PASSAGE PROVIDED |
Few sparks fly in 'The Lucky One'

4/20/2012
BY MICHAEL PHILLIPS
CHICAGO TRIBUNE

You don't need a message in a bottle to get the word out: Author Nicholas Sparks knows his audience.

Conservative moviegoers (along with plenty of centrists and liberals) take to the latest Sparks adaptation, gratefully. They know they're not going to get roughed up in terms of content, or ideologically insulted: Sparks writes best-sellers that treat military personnel with respect, churchgoing Christians likewise, and red state backdrops with fond, photogenic care.

Take The Lucky One, the seventh and latest Sparks project to hit the screen, and the sixth one likely to elicit the response "Well, it's no Notebook." When the characters played by Zac Efron and Taylor Schilling consummate, discreetly, their love, the sun pours through the window in such a way that the scene could be taking place on the sun.

Taylor Schilling, left, and Zac Efron play Beth and Logan in 'The Lucky One.'
Taylor Schilling, left, and Zac Efron play Beth and Logan in 'The Lucky One.'

Efron plays Logan Thibault, a Marine whose three tours in Iraq have left him rattled, emotionally isolated, and ripe for the right woman to come along. In the prologue, following a bloody ambush during a night raid, Logan finds a snapshot of a smiling woman in the rubble. He keeps the photo safe from harm, and the photo apparently does likewise; it's his lucky charm, his guardian angel.

GIVEN DATA |
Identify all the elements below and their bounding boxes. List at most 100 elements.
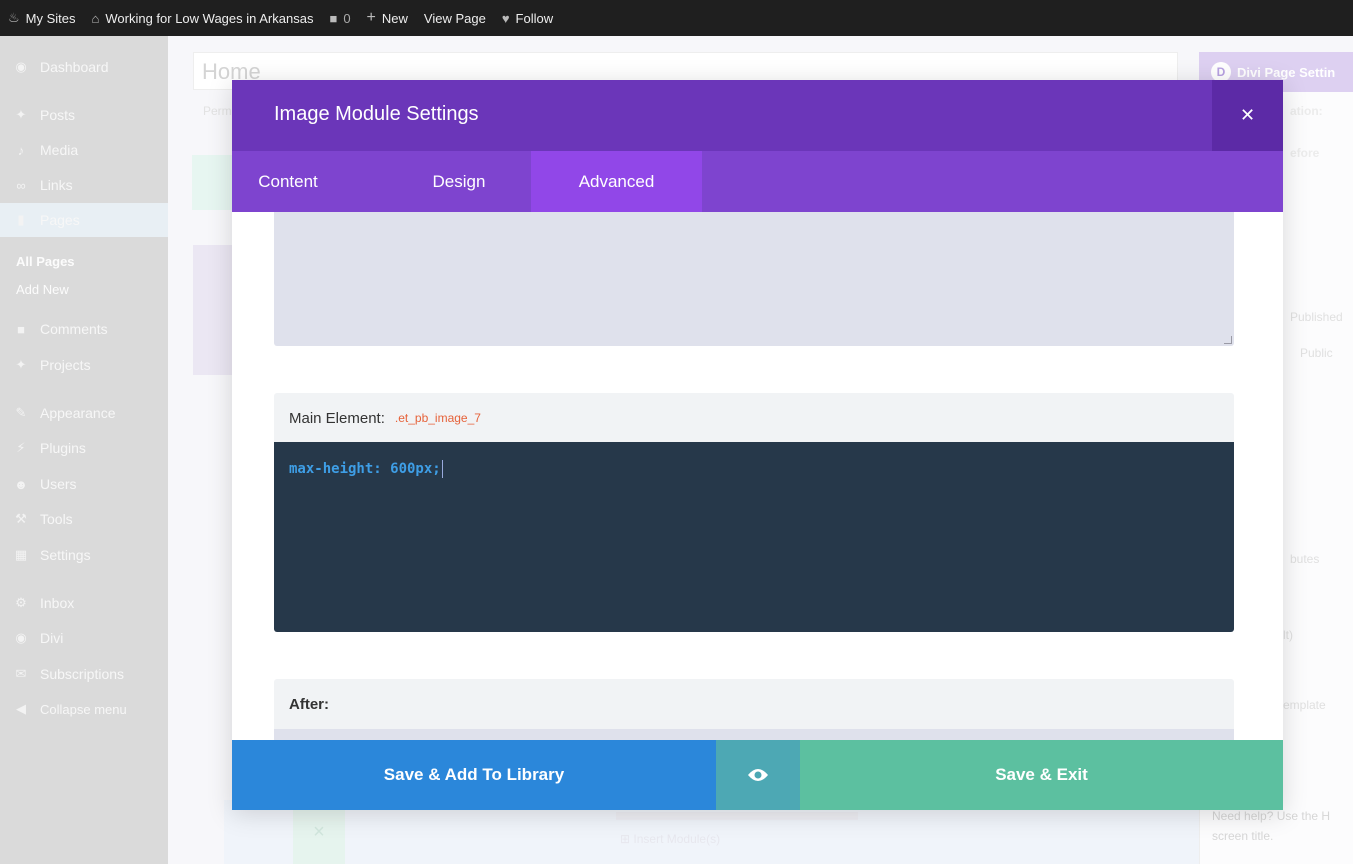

PARTS OF THE EXERCISE |
• A. In the review of The Lucky One, how many tours in Iraq has Logan Thibault served?
• B. According to the review of The Lucky One, why do conservative moviegoers gratefully take to Sparks adaptations?
• C. Extend the review of The Lucky One, picking up after its final sentence.

EXERCISE RESULTS |
• A. Three.

• B. They know they won't be roughed up in terms of content or ideologically insulted. Sparks writes best-sellers that treat military personnel and churchgoing Christians with respect and show red state backdrops with fond, photogenic care.

• C.
Back home months later, Logan sets out on foot from Colorado to Louisiana, with his dog, Zeus, in search of the woman in the photo. Schilling plays the woman, Beth, whose brother was killed in the raid. She works in a suspiciously prosperous dog kennel with her grandmother (Blythe Danner, a touch of class) and her chess-playing preteen son (Riley Thomas Stewart). Logan shows up and takes a conveniently unfilled job as handyman and all-around hunky helper. Beth's ex (Jay R. Ferguson) is a bullying, abusive officer of the law, given to stalking Beth, sneering at their son's unathletic interests, and eyeing "soldier boy" Logan as threat No. 1.

A Sparks tale generally requires a massive leap of faith. Here, it's a good old-fashioned delayed secret: Logan conceals what has brought him to her, i.e., the photo found near her brother's body. Why? "I could never find the words," he says. I'll have to remember that one.

 

THE LUCKY ONE

Directed by Scott Hicks. Screen play by Will Fetters, based on the novel by Nicholas Sparks. A Warner Bros. release, playing at Rave Franklin Park, Fallen Timbers, and Levis Commons. Rated PG-13 for some sexuality and violence. Running time: 101 minutes.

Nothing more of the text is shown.